◆ Data rows ◆
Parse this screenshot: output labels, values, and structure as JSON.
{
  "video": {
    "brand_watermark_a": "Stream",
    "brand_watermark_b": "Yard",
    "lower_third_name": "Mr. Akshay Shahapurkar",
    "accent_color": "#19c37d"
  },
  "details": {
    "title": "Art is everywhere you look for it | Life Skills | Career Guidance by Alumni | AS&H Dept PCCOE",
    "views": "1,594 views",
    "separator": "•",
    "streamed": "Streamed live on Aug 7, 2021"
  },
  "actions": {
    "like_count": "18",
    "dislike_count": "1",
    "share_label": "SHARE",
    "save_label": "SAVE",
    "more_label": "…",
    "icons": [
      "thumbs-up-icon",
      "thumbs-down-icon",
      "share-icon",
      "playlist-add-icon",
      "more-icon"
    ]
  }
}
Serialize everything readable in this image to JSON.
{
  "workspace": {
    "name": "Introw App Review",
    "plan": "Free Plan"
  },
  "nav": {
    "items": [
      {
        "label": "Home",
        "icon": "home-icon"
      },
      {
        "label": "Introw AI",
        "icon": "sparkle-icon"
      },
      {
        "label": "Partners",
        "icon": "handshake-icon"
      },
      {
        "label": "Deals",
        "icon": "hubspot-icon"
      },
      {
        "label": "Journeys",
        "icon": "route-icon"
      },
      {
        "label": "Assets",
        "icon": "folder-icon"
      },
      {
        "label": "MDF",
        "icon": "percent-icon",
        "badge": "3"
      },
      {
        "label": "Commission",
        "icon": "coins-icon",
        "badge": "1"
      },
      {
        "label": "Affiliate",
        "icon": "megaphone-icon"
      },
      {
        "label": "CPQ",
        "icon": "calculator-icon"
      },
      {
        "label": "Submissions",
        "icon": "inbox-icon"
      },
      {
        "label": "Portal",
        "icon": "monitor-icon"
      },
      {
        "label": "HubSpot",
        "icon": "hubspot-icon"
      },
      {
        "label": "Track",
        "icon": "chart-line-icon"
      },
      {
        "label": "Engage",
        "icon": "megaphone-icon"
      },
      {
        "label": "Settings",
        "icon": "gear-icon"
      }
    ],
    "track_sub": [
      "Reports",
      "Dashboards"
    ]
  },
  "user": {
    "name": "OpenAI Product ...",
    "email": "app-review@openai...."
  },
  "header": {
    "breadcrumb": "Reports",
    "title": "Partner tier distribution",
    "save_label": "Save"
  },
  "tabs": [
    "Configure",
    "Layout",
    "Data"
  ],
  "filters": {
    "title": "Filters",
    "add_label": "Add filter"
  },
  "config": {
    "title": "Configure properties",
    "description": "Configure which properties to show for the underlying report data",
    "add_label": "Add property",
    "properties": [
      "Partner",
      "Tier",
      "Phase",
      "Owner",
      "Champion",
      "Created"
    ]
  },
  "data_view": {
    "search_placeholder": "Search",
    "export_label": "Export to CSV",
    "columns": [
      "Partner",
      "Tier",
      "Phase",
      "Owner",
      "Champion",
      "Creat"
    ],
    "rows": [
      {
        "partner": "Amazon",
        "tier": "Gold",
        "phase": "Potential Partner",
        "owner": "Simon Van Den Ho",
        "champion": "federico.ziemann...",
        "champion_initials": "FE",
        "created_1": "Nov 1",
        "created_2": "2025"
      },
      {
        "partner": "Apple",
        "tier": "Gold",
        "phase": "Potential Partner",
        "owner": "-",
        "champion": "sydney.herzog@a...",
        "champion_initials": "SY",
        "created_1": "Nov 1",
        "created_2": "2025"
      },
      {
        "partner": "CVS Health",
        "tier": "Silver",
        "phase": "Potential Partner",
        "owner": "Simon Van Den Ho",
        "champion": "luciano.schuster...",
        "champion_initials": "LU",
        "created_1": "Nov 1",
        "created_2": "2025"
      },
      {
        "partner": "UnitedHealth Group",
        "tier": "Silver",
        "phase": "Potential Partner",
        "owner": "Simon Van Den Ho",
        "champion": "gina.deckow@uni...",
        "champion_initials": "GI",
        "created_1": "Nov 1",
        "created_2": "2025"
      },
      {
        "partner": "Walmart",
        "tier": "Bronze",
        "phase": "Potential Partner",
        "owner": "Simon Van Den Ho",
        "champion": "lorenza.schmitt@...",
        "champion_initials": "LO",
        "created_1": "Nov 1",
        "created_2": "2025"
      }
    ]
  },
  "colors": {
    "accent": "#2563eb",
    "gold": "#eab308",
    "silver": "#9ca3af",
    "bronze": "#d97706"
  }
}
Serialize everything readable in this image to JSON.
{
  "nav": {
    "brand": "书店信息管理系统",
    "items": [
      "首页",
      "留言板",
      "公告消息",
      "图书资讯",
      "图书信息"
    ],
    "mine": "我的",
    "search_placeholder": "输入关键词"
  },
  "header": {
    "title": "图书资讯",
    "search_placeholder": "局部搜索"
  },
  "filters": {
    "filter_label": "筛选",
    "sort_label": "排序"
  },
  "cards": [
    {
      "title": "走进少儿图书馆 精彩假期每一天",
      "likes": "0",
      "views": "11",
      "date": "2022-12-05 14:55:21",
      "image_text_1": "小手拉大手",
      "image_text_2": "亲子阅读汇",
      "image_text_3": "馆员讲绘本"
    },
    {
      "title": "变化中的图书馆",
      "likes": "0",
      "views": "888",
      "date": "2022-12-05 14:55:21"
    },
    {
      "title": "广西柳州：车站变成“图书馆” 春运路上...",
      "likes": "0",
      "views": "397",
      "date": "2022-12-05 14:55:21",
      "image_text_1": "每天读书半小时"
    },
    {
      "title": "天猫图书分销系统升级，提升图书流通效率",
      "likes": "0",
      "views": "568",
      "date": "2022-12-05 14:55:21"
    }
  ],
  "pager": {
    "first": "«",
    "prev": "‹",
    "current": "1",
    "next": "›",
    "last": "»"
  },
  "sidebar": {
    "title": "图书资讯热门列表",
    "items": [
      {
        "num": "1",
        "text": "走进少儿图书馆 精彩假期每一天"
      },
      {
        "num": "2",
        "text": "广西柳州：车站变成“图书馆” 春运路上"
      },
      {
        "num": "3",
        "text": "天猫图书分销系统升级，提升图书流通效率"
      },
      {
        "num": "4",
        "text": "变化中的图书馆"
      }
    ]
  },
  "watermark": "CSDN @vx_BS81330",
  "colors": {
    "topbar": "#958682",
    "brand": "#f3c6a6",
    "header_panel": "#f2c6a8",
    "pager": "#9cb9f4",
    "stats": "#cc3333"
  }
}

◆ Do this ◆
Give back the data above exactly as it appears.

◆ Finished exercise ◆
Parse this screenshot: output labels, values, and structure as JSON.
{
  "video": {
    "brand_watermark_a": "Stream",
    "brand_watermark_b": "Yard",
    "lower_third_name": "Mr. Akshay Shahapurkar",
    "accent_color": "#19c37d"
  },
  "details": {
    "title": "Art is everywhere you look for it | Life Skills | Career Guidance by Alumni | AS&H Dept PCCOE",
    "views": "1,594 views",
    "separator": "•",
    "streamed": "Streamed live on Aug 7, 2021"
  },
  "actions": {
    "like_count": "18",
    "dislike_count": "1",
    "share_label": "SHARE",
    "save_label": "SAVE",
    "more_label": "…",
    "icons": [
      "thumbs-up-icon",
      "thumbs-down-icon",
      "share-icon",
      "playlist-add-icon",
      "more-icon"
    ]
  }
}
Serialize everything readable in this image to JSON.
{
  "workspace": {
    "name": "Introw App Review",
    "plan": "Free Plan"
  },
  "nav": {
    "items": [
      {
        "label": "Home",
        "icon": "home-icon"
      },
      {
        "label": "Introw AI",
        "icon": "sparkle-icon"
      },
      {
        "label": "Partners",
        "icon": "handshake-icon"
      },
      {
        "label": "Deals",
        "icon": "hubspot-icon"
      },
      {
        "label": "Journeys",
        "icon": "route-icon"
      },
      {
        "label": "Assets",
        "icon": "folder-icon"
      },
      {
        "label": "MDF",
        "icon": "percent-icon",
        "badge": "3"
      },
      {
        "label": "Commission",
        "icon": "coins-icon",
        "badge": "1"
      },
      {
        "label": "Affiliate",
        "icon": "megaphone-icon"
      },
      {
        "label": "CPQ",
        "icon": "calculator-icon"
      },
      {
        "label": "Submissions",
        "icon": "inbox-icon"
      },
      {
        "label": "Portal",
        "icon": "monitor-icon"
      },
      {
        "label": "HubSpot",
        "icon": "hubspot-icon"
      },
      {
        "label": "Track",
        "icon": "chart-line-icon"
      },
      {
        "label": "Engage",
        "icon": "megaphone-icon"
      },
      {
        "label": "Settings",
        "icon": "gear-icon"
      }
    ],
    "track_sub": [
      "Reports",
      "Dashboards"
    ]
  },
  "user": {
    "name": "OpenAI Product ...",
    "email": "app-review@openai...."
  },
  "header": {
    "breadcrumb": "Reports",
    "title": "Partner tier distribution",
    "save_label": "Save"
  },
  "tabs": [
    "Configure",
    "Layout",
    "Data"
  ],
  "filters": {
    "title": "Filters",
    "add_label": "Add filter"
  },
  "config": {
    "title": "Configure properties",
    "description": "Configure which properties to show for the underlying report data",
    "add_label": "Add property",
    "properties": [
      "Partner",
      "Tier",
      "Phase",
      "Owner",
      "Champion",
      "Created"
    ]
  },
  "data_view": {
    "search_placeholder": "Search",
    "export_label": "Export to CSV",
    "columns": [
      "Partner",
      "Tier",
      "Phase",
      "Owner",
      "Champion",
      "Creat"
    ],
    "rows": [
      {
        "partner": "Amazon",
        "tier": "Gold",
        "phase": "Potential Partner",
        "owner": "Simon Van Den Ho",
        "champion": "federico.ziemann...",
        "champion_initials": "FE",
        "created_1": "Nov 1",
        "created_2": "2025"
      },
      {
        "partner": "Apple",
        "tier": "Gold",
        "phase": "Potential Partner",
        "owner": "-",
        "champion": "sydney.herzog@a...",
        "champion_initials": "SY",
        "created_1": "Nov 1",
        "created_2": "2025"
      },
      {
        "partner": "CVS Health",
        "tier": "Silver",
        "phase": "Potential Partner",
        "owner": "Simon Van Den Ho",
        "champion": "luciano.schuster...",
        "champion_initials": "LU",
        "created_1": "Nov 1",
        "created_2": "2025"
      },
      {
        "partner": "UnitedHealth Group",
        "tier": "Silver",
        "phase": "Potential Partner",
        "owner": "Simon Van Den Ho",
        "champion": "gina.deckow@uni...",
        "champion_initials": "GI",
        "created_1": "Nov 1",
        "created_2": "2025"
      },
      {
        "partner": "Walmart",
        "tier": "Bronze",
        "phase": "Potential Partner",
        "owner": "Simon Van Den Ho",
        "champion": "lorenza.schmitt@...",
        "champion_initials": "LO",
        "created_1": "Nov 1",
        "created_2": "2025"
      }
    ]
  },
  "colors": {
    "accent": "#2563eb",
    "gold": "#eab308",
    "silver": "#9ca3af",
    "bronze": "#d97706"
  }
}
Serialize everything readable in this image to JSON.
{
  "nav": {
    "brand": "书店信息管理系统",
    "items": [
      "首页",
      "留言板",
      "公告消息",
      "图书资讯",
      "图书信息"
    ],
    "mine": "我的",
    "search_placeholder": "输入关键词"
  },
  "header": {
    "title": "图书资讯",
    "search_placeholder": "局部搜索"
  },
  "filters": {
    "filter_label": "筛选",
    "sort_label": "排序"
  },
  "cards": [
    {
      "title": "走进少儿图书馆 精彩假期每一天",
      "likes": "0",
      "views": "11",
      "date": "2022-12-05 14:55:21",
      "image_text_1": "小手拉大手",
      "image_text_2": "亲子阅读汇",
      "image_text_3": "馆员讲绘本"
    },
    {
      "title": "变化中的图书馆",
      "likes": "0",
      "views": "888",
      "date": "2022-12-05 14:55:21"
    },
    {
      "title": "广西柳州：车站变成“图书馆” 春运路上...",
      "likes": "0",
      "views": "397",
      "date": "2022-12-05 14:55:21",
      "image_text_1": "每天读书半小时"
    },
    {
      "title": "天猫图书分销系统升级，提升图书流通效率",
      "likes": "0",
      "views": "568",
      "date": "2022-12-05 14:55:21"
    }
  ],
  "pager": {
    "first": "«",
    "prev": "‹",
    "current": "1",
    "next": "›",
    "last": "»"
  },
  "sidebar": {
    "title": "图书资讯热门列表",
    "items": [
      {
        "num": "1",
        "text": "走进少儿图书馆 精彩假期每一天"
      },
      {
        "num": "2",
        "text": "广西柳州：车站变成“图书馆” 春运路上"
      },
      {
        "num": "3",
        "text": "天猫图书分销系统升级，提升图书流通效率"
      },
      {
        "num": "4",
        "text": "变化中的图书馆"
      }
    ]
  },
  "watermark": "CSDN @vx_BS81330",
  "colors": {
    "topbar": "#958682",
    "brand": "#f3c6a6",
    "header_panel": "#f2c6a8",
    "pager": "#9cb9f4",
    "stats": "#cc3333"
  }
}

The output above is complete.